Exercise details
In the records below, pick out all lines containing the word "untuk".

Recorded information
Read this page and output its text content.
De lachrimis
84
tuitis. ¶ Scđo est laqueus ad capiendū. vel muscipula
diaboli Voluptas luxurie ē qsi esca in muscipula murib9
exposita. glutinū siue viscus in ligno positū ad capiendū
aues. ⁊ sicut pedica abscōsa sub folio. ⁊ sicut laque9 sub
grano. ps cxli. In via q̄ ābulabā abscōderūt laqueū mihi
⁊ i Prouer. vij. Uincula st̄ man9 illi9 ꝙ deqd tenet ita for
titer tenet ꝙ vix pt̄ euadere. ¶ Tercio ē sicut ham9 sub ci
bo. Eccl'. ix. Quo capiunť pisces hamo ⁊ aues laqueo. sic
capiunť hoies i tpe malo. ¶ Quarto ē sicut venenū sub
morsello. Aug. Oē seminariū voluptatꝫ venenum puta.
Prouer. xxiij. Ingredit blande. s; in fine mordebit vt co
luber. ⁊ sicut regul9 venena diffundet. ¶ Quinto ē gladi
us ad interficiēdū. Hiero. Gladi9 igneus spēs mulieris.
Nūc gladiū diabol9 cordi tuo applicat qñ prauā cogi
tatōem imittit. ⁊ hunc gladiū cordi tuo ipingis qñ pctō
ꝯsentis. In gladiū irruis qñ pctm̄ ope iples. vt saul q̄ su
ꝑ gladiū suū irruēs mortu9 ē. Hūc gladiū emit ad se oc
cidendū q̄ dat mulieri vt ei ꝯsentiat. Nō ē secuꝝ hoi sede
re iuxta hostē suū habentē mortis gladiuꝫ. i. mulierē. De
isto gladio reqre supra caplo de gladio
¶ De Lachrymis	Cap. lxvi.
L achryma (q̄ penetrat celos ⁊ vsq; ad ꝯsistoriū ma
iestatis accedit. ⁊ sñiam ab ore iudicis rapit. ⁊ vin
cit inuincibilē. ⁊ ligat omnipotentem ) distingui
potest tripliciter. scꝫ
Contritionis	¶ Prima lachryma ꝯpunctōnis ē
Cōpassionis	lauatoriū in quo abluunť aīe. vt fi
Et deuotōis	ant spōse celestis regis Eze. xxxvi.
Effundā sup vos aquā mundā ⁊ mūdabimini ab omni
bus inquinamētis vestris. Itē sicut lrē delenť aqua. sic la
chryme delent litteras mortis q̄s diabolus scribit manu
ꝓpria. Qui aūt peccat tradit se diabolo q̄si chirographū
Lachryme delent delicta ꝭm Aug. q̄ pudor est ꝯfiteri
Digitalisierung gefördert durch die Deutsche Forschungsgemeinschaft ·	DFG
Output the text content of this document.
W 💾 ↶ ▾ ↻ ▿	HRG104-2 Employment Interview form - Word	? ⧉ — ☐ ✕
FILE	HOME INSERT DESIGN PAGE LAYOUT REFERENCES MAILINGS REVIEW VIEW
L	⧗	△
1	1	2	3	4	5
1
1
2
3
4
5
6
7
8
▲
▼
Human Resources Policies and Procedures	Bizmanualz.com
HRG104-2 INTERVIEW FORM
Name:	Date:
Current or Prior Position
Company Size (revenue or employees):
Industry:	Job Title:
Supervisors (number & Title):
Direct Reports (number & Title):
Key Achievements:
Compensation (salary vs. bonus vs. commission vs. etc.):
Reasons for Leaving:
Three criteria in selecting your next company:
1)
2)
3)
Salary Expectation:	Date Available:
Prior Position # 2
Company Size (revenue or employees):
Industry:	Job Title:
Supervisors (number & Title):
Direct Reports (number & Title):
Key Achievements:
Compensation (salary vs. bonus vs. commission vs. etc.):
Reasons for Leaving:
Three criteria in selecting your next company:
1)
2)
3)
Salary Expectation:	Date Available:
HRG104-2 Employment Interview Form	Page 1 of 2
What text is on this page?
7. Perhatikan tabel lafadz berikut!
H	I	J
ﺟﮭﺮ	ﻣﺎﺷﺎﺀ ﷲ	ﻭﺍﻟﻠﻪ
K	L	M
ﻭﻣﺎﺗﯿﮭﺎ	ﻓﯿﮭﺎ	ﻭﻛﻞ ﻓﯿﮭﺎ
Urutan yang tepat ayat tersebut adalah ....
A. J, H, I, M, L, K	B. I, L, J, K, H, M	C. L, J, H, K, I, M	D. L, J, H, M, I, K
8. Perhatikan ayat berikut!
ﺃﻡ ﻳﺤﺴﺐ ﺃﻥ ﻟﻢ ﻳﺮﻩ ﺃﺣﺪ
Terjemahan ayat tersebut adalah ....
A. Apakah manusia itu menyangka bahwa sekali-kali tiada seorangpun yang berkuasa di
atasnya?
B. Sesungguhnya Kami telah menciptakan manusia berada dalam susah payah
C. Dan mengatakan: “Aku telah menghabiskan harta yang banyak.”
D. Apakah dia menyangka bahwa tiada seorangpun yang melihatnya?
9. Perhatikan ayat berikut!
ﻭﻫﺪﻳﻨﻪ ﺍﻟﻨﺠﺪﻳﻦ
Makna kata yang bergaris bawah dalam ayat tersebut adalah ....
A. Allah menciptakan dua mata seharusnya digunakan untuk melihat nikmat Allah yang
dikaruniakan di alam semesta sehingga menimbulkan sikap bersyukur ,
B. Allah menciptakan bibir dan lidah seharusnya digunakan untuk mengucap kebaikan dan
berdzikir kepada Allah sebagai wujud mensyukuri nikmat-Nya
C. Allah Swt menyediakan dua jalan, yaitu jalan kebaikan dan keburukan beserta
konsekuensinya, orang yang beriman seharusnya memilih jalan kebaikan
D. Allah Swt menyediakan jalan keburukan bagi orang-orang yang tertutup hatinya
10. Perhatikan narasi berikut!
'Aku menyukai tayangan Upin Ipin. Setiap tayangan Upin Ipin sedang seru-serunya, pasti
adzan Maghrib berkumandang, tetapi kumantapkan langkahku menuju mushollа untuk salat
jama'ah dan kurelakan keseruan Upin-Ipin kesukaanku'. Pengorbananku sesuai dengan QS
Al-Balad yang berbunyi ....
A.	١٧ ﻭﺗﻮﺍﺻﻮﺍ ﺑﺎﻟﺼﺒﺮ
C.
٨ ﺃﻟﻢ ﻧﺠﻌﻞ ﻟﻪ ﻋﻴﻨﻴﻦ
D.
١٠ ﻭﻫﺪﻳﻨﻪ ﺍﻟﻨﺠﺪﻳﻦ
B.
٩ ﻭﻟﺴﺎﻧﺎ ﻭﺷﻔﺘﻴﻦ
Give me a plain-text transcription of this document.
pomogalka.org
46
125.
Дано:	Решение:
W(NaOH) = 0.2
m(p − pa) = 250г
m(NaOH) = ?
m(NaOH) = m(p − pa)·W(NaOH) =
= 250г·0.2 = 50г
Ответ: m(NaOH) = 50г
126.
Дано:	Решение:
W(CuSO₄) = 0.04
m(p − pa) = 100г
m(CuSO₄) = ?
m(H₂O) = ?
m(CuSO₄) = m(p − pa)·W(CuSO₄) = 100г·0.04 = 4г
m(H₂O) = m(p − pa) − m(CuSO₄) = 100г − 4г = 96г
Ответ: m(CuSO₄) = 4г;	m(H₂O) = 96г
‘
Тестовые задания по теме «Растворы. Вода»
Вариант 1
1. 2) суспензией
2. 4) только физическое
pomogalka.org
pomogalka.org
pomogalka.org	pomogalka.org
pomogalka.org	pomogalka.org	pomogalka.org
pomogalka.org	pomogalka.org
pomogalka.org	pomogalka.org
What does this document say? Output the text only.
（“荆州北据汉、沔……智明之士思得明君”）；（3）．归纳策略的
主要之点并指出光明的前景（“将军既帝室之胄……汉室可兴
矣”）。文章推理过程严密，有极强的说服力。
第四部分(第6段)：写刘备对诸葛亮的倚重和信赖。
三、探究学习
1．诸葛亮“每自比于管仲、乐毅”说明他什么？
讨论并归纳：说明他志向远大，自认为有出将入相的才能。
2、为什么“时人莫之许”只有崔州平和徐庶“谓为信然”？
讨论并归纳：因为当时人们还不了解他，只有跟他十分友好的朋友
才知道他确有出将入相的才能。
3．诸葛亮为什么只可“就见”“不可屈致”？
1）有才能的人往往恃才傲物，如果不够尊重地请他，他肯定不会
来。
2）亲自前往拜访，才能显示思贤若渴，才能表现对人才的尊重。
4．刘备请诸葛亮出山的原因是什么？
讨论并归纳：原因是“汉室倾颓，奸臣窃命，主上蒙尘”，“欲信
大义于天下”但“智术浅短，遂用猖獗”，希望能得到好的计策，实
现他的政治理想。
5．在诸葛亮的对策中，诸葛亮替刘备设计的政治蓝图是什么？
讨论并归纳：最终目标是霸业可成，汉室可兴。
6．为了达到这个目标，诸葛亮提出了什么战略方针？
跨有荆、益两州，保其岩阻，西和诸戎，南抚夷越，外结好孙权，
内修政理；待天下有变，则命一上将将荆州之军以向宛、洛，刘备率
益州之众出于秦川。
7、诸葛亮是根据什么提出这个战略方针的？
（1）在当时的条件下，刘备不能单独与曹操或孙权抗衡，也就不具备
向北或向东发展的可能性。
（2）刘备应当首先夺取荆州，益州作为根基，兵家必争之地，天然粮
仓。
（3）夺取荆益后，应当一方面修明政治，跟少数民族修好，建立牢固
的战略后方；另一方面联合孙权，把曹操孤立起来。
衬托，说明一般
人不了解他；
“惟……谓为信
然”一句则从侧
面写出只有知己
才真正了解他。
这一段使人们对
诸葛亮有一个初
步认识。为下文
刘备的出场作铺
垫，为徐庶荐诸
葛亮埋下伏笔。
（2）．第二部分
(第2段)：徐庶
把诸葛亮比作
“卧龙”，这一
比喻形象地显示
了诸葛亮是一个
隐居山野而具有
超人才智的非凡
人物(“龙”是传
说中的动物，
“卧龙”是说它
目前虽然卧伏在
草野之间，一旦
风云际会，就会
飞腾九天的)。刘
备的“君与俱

Exercise answer
A. Allah menciptakan dua mata seharusnya digunakan untuk melihat nikmat Allah yang
B. Allah menciptakan bibir dan lidah seharusnya digunakan untuk mengucap kebaikan dan
adzan Maghrib berkumandang, tetapi kumantapkan langkahku menuju mushollа untuk salat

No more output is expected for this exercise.